#### AIM:
Scan the listing and work out how many lines contain the word "make". Nothing but the number should be given.

________________

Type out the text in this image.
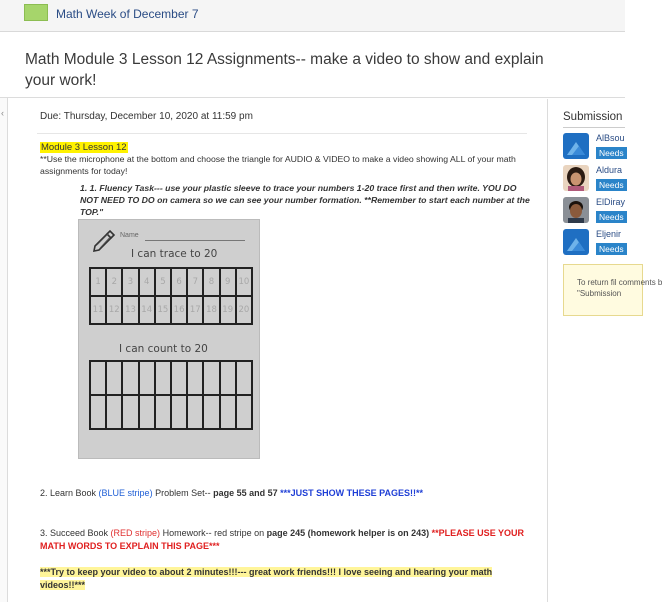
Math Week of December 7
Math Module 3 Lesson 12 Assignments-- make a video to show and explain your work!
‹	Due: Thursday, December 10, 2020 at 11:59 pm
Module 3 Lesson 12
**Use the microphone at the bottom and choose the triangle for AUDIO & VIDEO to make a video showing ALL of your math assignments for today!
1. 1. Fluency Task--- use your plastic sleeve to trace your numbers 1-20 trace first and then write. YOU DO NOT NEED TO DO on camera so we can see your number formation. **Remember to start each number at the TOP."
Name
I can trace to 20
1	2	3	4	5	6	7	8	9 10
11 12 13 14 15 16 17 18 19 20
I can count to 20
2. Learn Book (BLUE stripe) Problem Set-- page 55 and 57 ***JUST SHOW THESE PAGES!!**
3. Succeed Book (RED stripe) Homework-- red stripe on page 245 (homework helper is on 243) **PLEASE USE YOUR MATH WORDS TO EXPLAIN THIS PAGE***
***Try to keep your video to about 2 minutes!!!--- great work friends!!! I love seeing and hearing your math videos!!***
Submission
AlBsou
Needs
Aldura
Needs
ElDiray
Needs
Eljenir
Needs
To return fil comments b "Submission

________________

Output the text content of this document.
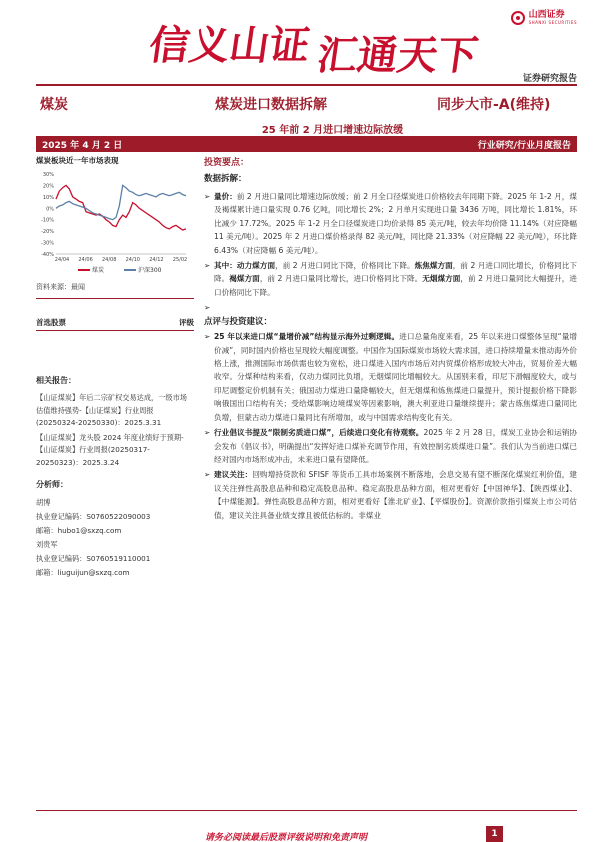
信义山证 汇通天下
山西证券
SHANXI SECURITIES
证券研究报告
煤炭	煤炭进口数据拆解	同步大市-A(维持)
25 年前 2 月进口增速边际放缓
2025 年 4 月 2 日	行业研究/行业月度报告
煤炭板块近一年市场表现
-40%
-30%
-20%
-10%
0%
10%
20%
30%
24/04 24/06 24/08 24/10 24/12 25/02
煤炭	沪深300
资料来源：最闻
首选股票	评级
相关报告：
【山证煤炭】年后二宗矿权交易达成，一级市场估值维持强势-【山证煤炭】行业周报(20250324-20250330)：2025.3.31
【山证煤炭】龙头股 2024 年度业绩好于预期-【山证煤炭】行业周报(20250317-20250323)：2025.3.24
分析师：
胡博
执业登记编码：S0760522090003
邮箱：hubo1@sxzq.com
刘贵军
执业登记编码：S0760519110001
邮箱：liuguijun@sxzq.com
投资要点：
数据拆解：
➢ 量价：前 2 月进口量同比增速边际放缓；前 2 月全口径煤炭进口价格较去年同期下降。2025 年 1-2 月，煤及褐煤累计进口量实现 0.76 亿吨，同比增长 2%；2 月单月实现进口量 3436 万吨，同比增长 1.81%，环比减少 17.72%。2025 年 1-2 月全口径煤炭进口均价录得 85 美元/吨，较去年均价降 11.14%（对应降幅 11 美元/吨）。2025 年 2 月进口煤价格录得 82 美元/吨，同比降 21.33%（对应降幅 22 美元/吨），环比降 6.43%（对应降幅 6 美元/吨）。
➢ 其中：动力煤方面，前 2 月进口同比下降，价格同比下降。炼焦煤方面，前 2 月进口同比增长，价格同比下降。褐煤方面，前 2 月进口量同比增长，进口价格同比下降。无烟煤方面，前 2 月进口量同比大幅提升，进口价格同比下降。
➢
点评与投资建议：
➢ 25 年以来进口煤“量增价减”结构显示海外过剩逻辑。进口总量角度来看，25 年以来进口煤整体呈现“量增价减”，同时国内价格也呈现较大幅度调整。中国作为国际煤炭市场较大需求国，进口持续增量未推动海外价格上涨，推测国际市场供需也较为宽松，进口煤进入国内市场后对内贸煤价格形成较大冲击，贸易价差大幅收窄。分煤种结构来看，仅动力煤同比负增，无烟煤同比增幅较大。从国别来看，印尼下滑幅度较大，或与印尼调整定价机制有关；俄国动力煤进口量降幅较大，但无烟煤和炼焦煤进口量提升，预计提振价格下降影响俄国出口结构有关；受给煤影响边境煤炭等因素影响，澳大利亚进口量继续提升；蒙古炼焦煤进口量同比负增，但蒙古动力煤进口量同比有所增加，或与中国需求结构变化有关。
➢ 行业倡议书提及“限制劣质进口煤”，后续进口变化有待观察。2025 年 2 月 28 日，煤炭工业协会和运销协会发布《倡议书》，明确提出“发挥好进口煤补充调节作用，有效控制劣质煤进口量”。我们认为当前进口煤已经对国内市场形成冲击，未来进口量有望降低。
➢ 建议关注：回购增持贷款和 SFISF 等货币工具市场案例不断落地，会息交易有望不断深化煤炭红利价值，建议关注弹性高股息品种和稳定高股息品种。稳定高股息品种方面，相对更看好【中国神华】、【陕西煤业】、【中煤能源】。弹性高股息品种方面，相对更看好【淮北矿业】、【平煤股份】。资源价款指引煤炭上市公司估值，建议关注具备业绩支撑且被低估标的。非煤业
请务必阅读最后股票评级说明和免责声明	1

________________

#### TASK OUTPUT:
2